● The problem: Write out the listing below without alteration, omitting its pictures.

:: Rows

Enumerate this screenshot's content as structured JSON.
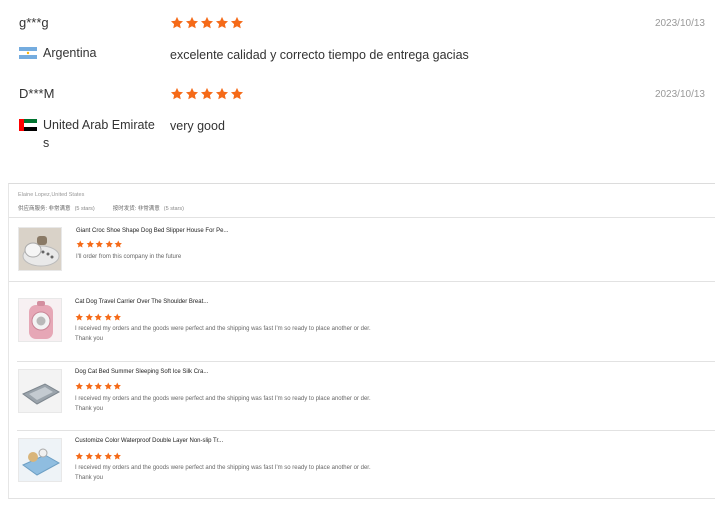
{
  "reviews": [
    {
      "name": "g***g",
      "date": "2023/10/13",
      "country": "Argentina",
      "flag": "argentina-flag",
      "text": "excelente calidad y correcto tiempo de entrega gacias",
      "rating": 5
    },
    {
      "name": "D***M",
      "date": "2023/10/13",
      "country": "United Arab Emirates",
      "flag": "uae-flag",
      "text": "very good",
      "rating": 5
    }
  ],
  "store_review": {
    "reviewer": "Elaine Lopez,United States",
    "supplier_label": "供应商服务: 非常满意",
    "supplier_stars": "(5 stars)",
    "delivery_label": "按时发货: 非常满意",
    "delivery_stars": "(5 stars)",
    "products": [
      {
        "title": "Giant Croc Shoe Shape Dog Bed Slipper House For Pe...",
        "comment": "I'll order from this company in the future",
        "rating": 5,
        "thumb": "croc-shoe-bed-thumbnail"
      }
    ]
  },
  "order_review": {
    "products": [
      {
        "title": "Cat Dog Travel Carrier Over The Shoulder Breat...",
        "comment": "I received my orders and the goods were perfect and the shipping was fast I'm so ready to place another or der. Thank you",
        "rating": 5,
        "thumb": "pink-carrier-thumbnail"
      },
      {
        "title": "Dog Cat Bed Summer Sleeping Soft Ice Silk Cra...",
        "comment": "I received my orders and the goods were perfect and the shipping was fast I'm so ready to place another or der. Thank you",
        "rating": 5,
        "thumb": "grey-bed-thumbnail"
      },
      {
        "title": "Customize Color Waterproof Double Layer Non-slip Tr...",
        "comment": "I received my orders and the goods were perfect and the shipping was fast I'm so ready to place another or der. Thank you",
        "rating": 5,
        "thumb": "blue-mat-thumbnail"
      }
    ]
  },
  "colors": {
    "star": "#f56a18",
    "date": "#999999"
  }
}
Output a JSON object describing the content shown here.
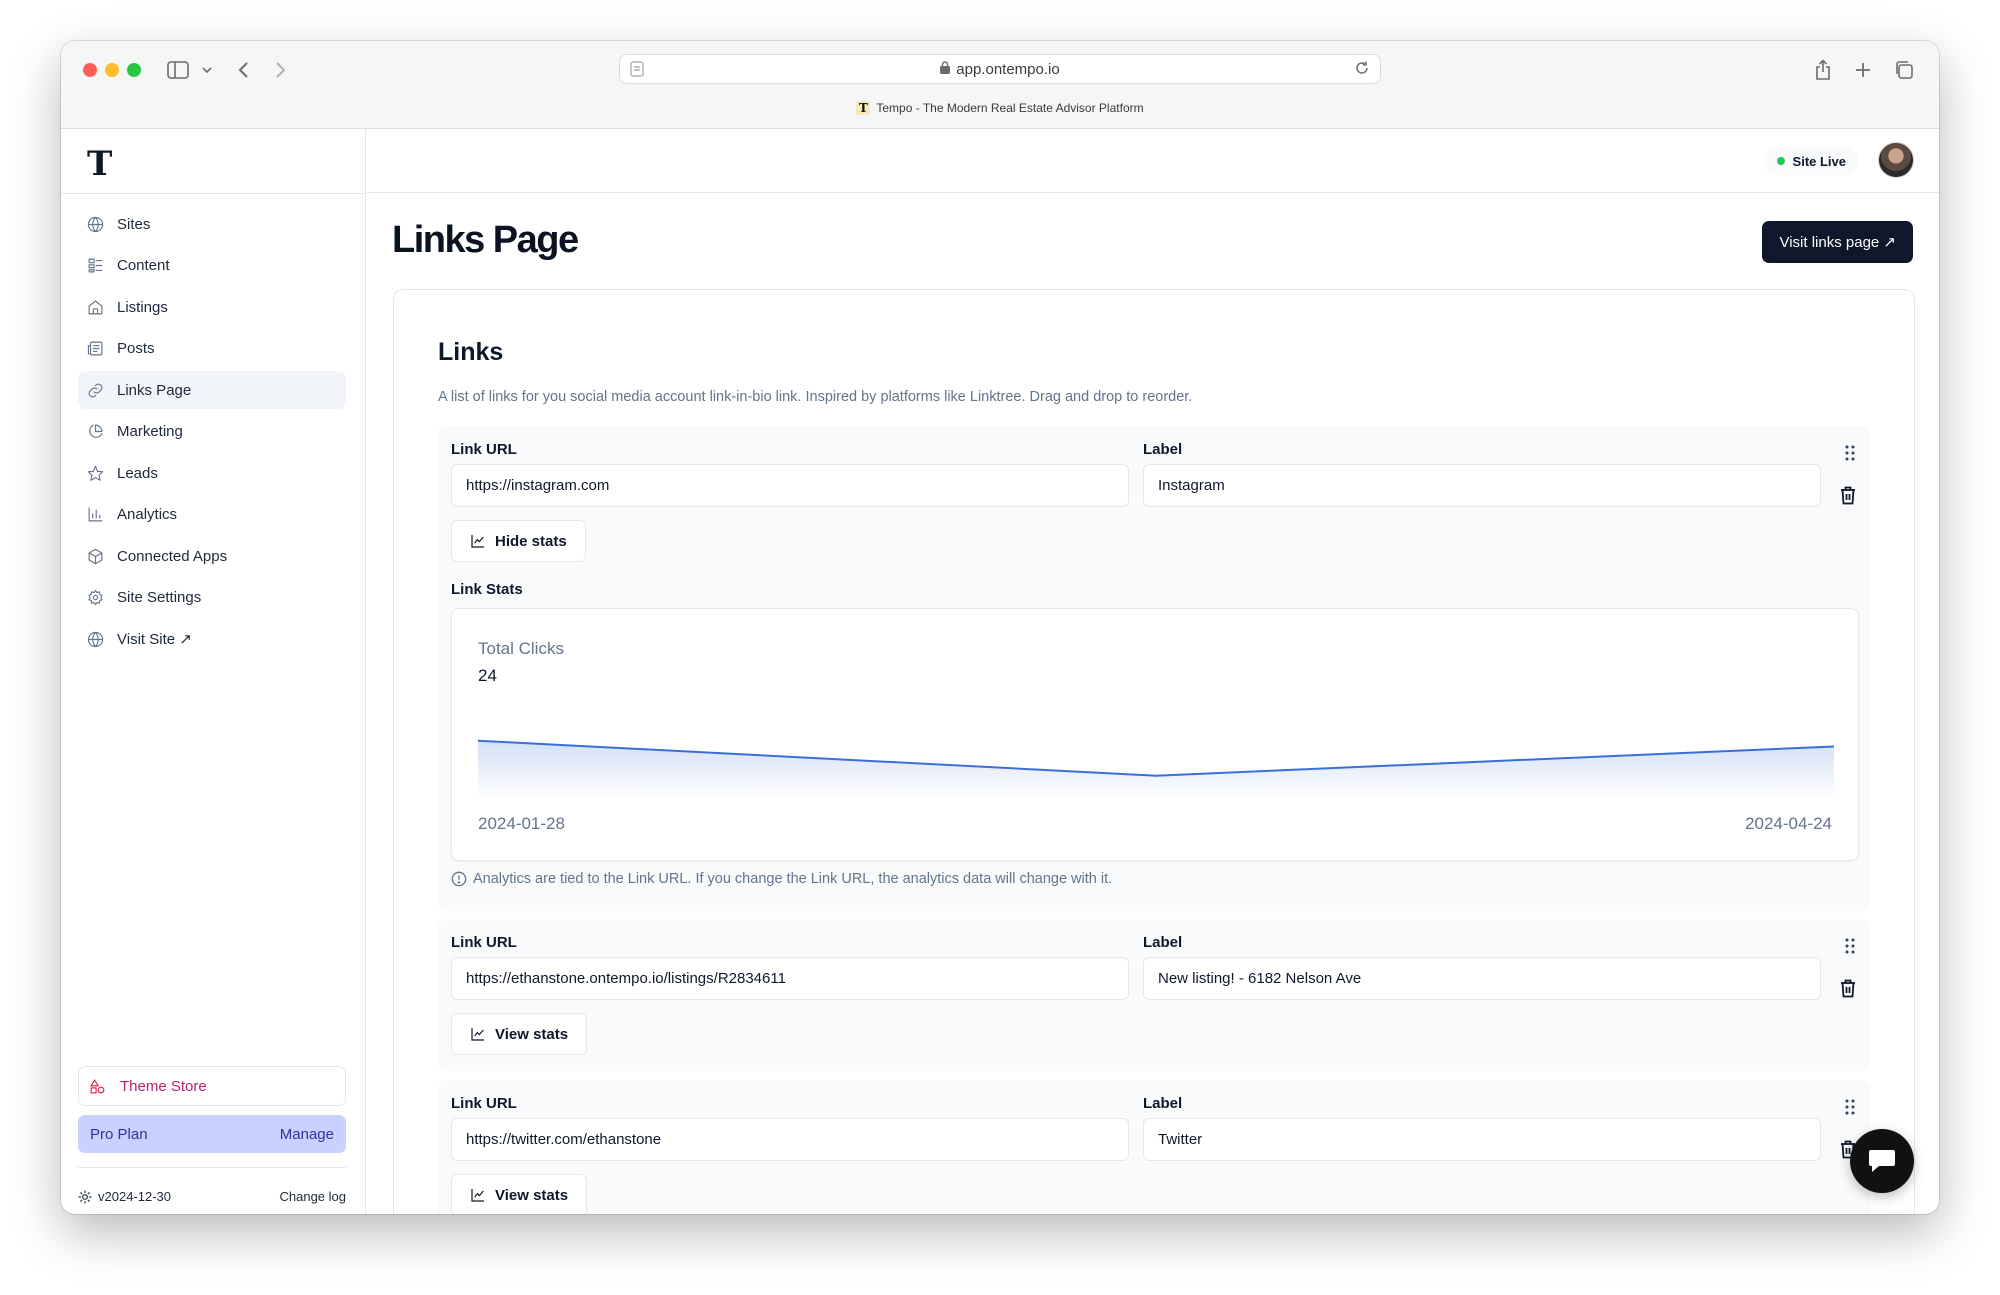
{
  "browser": {
    "url": "app.ontempo.io",
    "tab_title": "Tempo - The Modern Real Estate Advisor Platform",
    "favicon_letter": "T"
  },
  "sidebar": {
    "logo": "T",
    "items": [
      {
        "label": "Sites",
        "icon": "globe-icon"
      },
      {
        "label": "Content",
        "icon": "content-icon"
      },
      {
        "label": "Listings",
        "icon": "home-icon"
      },
      {
        "label": "Posts",
        "icon": "newspaper-icon"
      },
      {
        "label": "Links Page",
        "icon": "link-icon"
      },
      {
        "label": "Marketing",
        "icon": "pie-chart-icon"
      },
      {
        "label": "Leads",
        "icon": "star-icon"
      },
      {
        "label": "Analytics",
        "icon": "bar-chart-icon"
      },
      {
        "label": "Connected Apps",
        "icon": "box-icon"
      },
      {
        "label": "Site Settings",
        "icon": "gear-icon"
      },
      {
        "label": "Visit Site ↗",
        "icon": "globe-icon"
      }
    ],
    "active_item": "Links Page",
    "theme_store": "Theme Store",
    "plan": {
      "name": "Pro Plan",
      "action": "Manage"
    },
    "version": "v2024-12-30",
    "changelog": "Change log"
  },
  "header": {
    "status": "Site Live",
    "status_color": "#22c55e"
  },
  "page": {
    "title": "Links Page",
    "visit_button": "Visit links page ↗"
  },
  "links_card": {
    "title": "Links",
    "description": "A list of links for you social media account link-in-bio link. Inspired by platforms like Linktree. Drag and drop to reorder.",
    "url_label": "Link URL",
    "label_label": "Label",
    "links": [
      {
        "url": "https://instagram.com",
        "label": "Instagram",
        "stats_button": "Hide stats",
        "stats_title": "Link Stats",
        "total_clicks_label": "Total Clicks",
        "total_clicks": "24",
        "date_start": "2024-01-28",
        "date_end": "2024-04-24",
        "note": "Analytics are tied to the Link URL. If you change the Link URL, the analytics data will change with it."
      },
      {
        "url": "https://ethanstone.ontempo.io/listings/R2834611",
        "label": "New listing! - 6182 Nelson Ave",
        "stats_button": "View stats"
      },
      {
        "url": "https://twitter.com/ethanstone",
        "label": "Twitter",
        "stats_button": "View stats"
      }
    ]
  },
  "chart_data": {
    "type": "area",
    "x": [
      "2024-01-28",
      "2024-03-12",
      "2024-04-24"
    ],
    "values": [
      10,
      4,
      9
    ],
    "ylim": [
      0,
      12
    ],
    "grid": false,
    "color": "#3b6fd8"
  }
}
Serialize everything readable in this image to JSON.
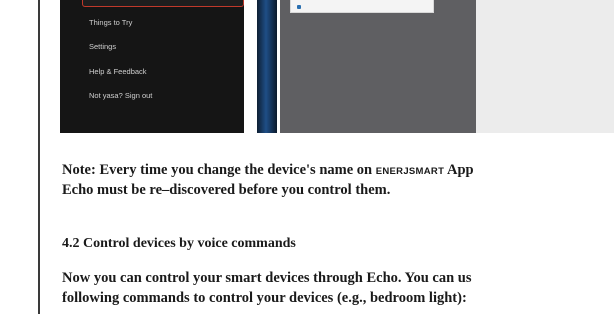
{
  "app_menu": {
    "items": [
      {
        "label": "Things to Try"
      },
      {
        "label": "Settings"
      },
      {
        "label": "Help & Feedback"
      },
      {
        "label": "Not yasa? Sign out"
      }
    ]
  },
  "note": {
    "prefix": "Note: Every time you change the device's name on ",
    "app_name": "ENERJSMART",
    "suffix": " App",
    "line2": "Echo must be re–discovered before you control them."
  },
  "section": {
    "heading": "4.2 Control devices by voice commands",
    "line1": "Now you can control your smart devices through Echo. You can us",
    "line2": "following commands to control your devices (e.g., bedroom light):"
  }
}
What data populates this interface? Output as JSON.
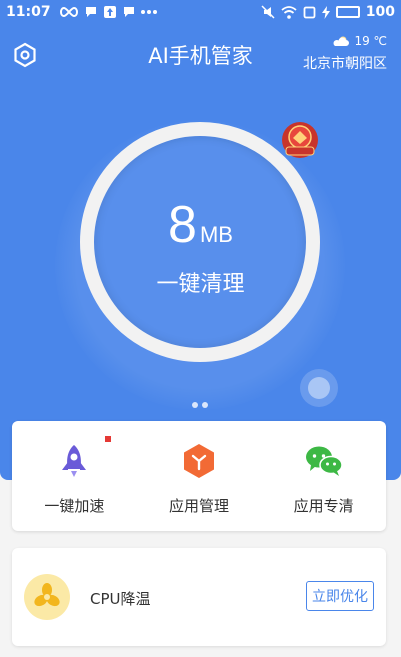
{
  "status_bar": {
    "time": "11:07",
    "battery_level": "100",
    "icons_left": [
      "infinity-icon",
      "chat-bubble-icon",
      "upload-icon",
      "chat-bubble-icon",
      "more-dots-icon"
    ],
    "icons_right": [
      "mute-icon",
      "wifi-icon",
      "tablet-icon",
      "charging-icon",
      "battery-icon"
    ]
  },
  "header": {
    "title": "AI手机管家",
    "settings_icon": "settings-hexagon-icon",
    "weather": {
      "icon": "cloud-sun-icon",
      "temperature": "19 ℃",
      "location": "北京市朝阳区"
    }
  },
  "cleaner": {
    "value": "8",
    "unit": "MB",
    "action_label": "一键清理",
    "badge_icon": "promo-badge-icon"
  },
  "pager": {
    "pages": 2,
    "current": 1
  },
  "tools": [
    {
      "label": "一键加速",
      "icon": "rocket-icon",
      "has_new_dot": true
    },
    {
      "label": "应用管理",
      "icon": "app-manage-hexagon-icon",
      "has_new_dot": false
    },
    {
      "label": "应用专清",
      "icon": "wechat-icon",
      "has_new_dot": false
    }
  ],
  "cpu_card": {
    "icon": "fan-icon",
    "title": "CPU降温",
    "button_label": "立即优化"
  },
  "colors": {
    "primary": "#4a86ea",
    "background": "#f4f4f4",
    "rocket": "#6a5bd8",
    "orange": "#f26a35",
    "wechat": "#3db845",
    "fan": "#f2b61e"
  }
}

::::

● Expected output:
Enumerate this screenshot's content as structured JSON.
{
  "reviews": [
    {
      "name": "g***g",
      "date": "2023/10/13",
      "country": "Argentina",
      "flag": "argentina-flag",
      "text": "excelente calidad y correcto tiempo de entrega gacias",
      "rating": 5
    },
    {
      "name": "D***M",
      "date": "2023/10/13",
      "country": "United Arab Emirates",
      "flag": "uae-flag",
      "text": "very good",
      "rating": 5
    }
  ],
  "store_review": {
    "reviewer": "Elaine Lopez,United States",
    "supplier_label": "供应商服务: 非常满意",
    "supplier_stars": "(5 stars)",
    "delivery_label": "按时发货: 非常满意",
    "delivery_stars": "(5 stars)",
    "products": [
      {
        "title": "Giant Croc Shoe Shape Dog Bed Slipper House For Pe...",
        "comment": "I'll order from this company in the future",
        "rating": 5,
        "thumb": "croc-shoe-bed-thumbnail"
      }
    ]
  },
  "order_review": {
    "products": [
      {
        "title": "Cat Dog Travel Carrier Over The Shoulder Breat...",
        "comment": "I received my orders and the goods were perfect and the shipping was fast I'm so ready to place another or der. Thank you",
        "rating": 5,
        "thumb": "pink-carrier-thumbnail"
      },
      {
        "title": "Dog Cat Bed Summer Sleeping Soft Ice Silk Cra...",
        "comment": "I received my orders and the goods were perfect and the shipping was fast I'm so ready to place another or der. Thank you",
        "rating": 5,
        "thumb": "grey-bed-thumbnail"
      },
      {
        "title": "Customize Color Waterproof Double Layer Non-slip Tr...",
        "comment": "I received my orders and the goods were perfect and the shipping was fast I'm so ready to place another or der. Thank you",
        "rating": 5,
        "thumb": "blue-mat-thumbnail"
      }
    ]
  },
  "colors": {
    "star": "#f56a18",
    "date": "#999999"
  }
}
Output a JSON object describing the content shown here.
{
  "browser": {
    "url": "app.ontempo.io",
    "tab_title": "Tempo - The Modern Real Estate Advisor Platform",
    "favicon_letter": "T"
  },
  "sidebar": {
    "logo": "T",
    "items": [
      {
        "label": "Sites",
        "icon": "globe-icon"
      },
      {
        "label": "Content",
        "icon": "content-icon"
      },
      {
        "label": "Listings",
        "icon": "home-icon"
      },
      {
        "label": "Posts",
        "icon": "newspaper-icon"
      },
      {
        "label": "Links Page",
        "icon": "link-icon"
      },
      {
        "label": "Marketing",
        "icon": "pie-chart-icon"
      },
      {
        "label": "Leads",
        "icon": "star-icon"
      },
      {
        "label": "Analytics",
        "icon": "bar-chart-icon"
      },
      {
        "label": "Connected Apps",
        "icon": "box-icon"
      },
      {
        "label": "Site Settings",
        "icon": "gear-icon"
      },
      {
        "label": "Visit Site ↗",
        "icon": "globe-icon"
      }
    ],
    "active_item": "Links Page",
    "theme_store": "Theme Store",
    "plan": {
      "name": "Pro Plan",
      "action": "Manage"
    },
    "version": "v2024-12-30",
    "changelog": "Change log"
  },
  "header": {
    "status": "Site Live",
    "status_color": "#22c55e"
  },
  "page": {
    "title": "Links Page",
    "visit_button": "Visit links page ↗"
  },
  "links_card": {
    "title": "Links",
    "description": "A list of links for you social media account link-in-bio link. Inspired by platforms like Linktree. Drag and drop to reorder.",
    "url_label": "Link URL",
    "label_label": "Label",
    "links": [
      {
        "url": "https://instagram.com",
        "label": "Instagram",
        "stats_button": "Hide stats",
        "stats_title": "Link Stats",
        "total_clicks_label": "Total Clicks",
        "total_clicks": "24",
        "date_start": "2024-01-28",
        "date_end": "2024-04-24",
        "note": "Analytics are tied to the Link URL. If you change the Link URL, the analytics data will change with it."
      },
      {
        "url": "https://ethanstone.ontempo.io/listings/R2834611",
        "label": "New listing! - 6182 Nelson Ave",
        "stats_button": "View stats"
      },
      {
        "url": "https://twitter.com/ethanstone",
        "label": "Twitter",
        "stats_button": "View stats"
      }
    ]
  },
  "chart_data": {
    "type": "area",
    "x": [
      "2024-01-28",
      "2024-03-12",
      "2024-04-24"
    ],
    "values": [
      10,
      4,
      9
    ],
    "ylim": [
      0,
      12
    ],
    "grid": false,
    "color": "#3b6fd8"
  }
}
Serialize everything readable in this image to JSON.
{
  "app_menu": {
    "items": [
      {
        "label": "Things to Try"
      },
      {
        "label": "Settings"
      },
      {
        "label": "Help & Feedback"
      },
      {
        "label": "Not yasa? Sign out"
      }
    ]
  },
  "note": {
    "prefix": "Note: Every time you change the device's name on ",
    "app_name": "ENERJSMART",
    "suffix": " App",
    "line2": "Echo must be re–discovered before you control them."
  },
  "section": {
    "heading": "4.2 Control devices by voice commands",
    "line1": "Now you can control your smart devices through Echo. You can us",
    "line2": "following commands to control your devices (e.g., bedroom light):"
  }
}
What data populates this interface? Output as JSON.
{
  "status_bar": {
    "time": "11:07",
    "battery_level": "100",
    "icons_left": [
      "infinity-icon",
      "chat-bubble-icon",
      "upload-icon",
      "chat-bubble-icon",
      "more-dots-icon"
    ],
    "icons_right": [
      "mute-icon",
      "wifi-icon",
      "tablet-icon",
      "charging-icon",
      "battery-icon"
    ]
  },
  "header": {
    "title": "AI手机管家",
    "settings_icon": "settings-hexagon-icon",
    "weather": {
      "icon": "cloud-sun-icon",
      "temperature": "19 ℃",
      "location": "北京市朝阳区"
    }
  },
  "cleaner": {
    "value": "8",
    "unit": "MB",
    "action_label": "一键清理",
    "badge_icon": "promo-badge-icon"
  },
  "pager": {
    "pages": 2,
    "current": 1
  },
  "tools": [
    {
      "label": "一键加速",
      "icon": "rocket-icon",
      "has_new_dot": true
    },
    {
      "label": "应用管理",
      "icon": "app-manage-hexagon-icon",
      "has_new_dot": false
    },
    {
      "label": "应用专清",
      "icon": "wechat-icon",
      "has_new_dot": false
    }
  ],
  "cpu_card": {
    "icon": "fan-icon",
    "title": "CPU降温",
    "button_label": "立即优化"
  },
  "colors": {
    "primary": "#4a86ea",
    "background": "#f4f4f4",
    "rocket": "#6a5bd8",
    "orange": "#f26a35",
    "wechat": "#3db845",
    "fan": "#f2b61e"
  }
}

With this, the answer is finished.